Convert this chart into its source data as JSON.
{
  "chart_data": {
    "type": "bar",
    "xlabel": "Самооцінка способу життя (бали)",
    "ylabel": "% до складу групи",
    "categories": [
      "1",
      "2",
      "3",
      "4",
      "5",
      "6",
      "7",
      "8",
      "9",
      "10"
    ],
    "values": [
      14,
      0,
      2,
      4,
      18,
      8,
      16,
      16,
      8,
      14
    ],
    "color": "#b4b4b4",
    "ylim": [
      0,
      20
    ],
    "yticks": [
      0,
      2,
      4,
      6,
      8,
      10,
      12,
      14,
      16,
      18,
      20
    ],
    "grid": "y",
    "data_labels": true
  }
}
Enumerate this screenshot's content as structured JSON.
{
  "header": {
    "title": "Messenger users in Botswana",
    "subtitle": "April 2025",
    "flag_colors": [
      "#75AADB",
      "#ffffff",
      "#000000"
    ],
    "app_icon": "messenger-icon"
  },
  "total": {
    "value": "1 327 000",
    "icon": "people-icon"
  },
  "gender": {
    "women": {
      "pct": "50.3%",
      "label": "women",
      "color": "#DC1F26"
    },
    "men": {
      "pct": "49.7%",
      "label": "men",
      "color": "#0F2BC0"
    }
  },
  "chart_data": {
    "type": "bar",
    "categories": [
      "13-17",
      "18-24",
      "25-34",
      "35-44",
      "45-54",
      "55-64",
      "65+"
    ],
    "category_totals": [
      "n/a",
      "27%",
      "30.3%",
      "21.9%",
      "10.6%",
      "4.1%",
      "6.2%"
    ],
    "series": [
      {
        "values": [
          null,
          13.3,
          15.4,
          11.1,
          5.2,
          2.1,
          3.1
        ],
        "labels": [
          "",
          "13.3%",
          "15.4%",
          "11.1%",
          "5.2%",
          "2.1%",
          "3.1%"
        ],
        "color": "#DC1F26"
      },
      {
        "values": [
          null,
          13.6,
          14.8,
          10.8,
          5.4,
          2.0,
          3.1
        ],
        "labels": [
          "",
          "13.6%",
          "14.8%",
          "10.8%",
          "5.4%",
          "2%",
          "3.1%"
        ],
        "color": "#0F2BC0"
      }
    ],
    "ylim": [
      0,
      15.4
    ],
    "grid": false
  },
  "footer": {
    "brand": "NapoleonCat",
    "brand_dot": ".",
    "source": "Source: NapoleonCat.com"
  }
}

-- Objective --
Using the records given above, list every line that includes the word "icon".

-- Answer to this task --
    "app_icon": "messenger-icon"
    "icon": "people-icon"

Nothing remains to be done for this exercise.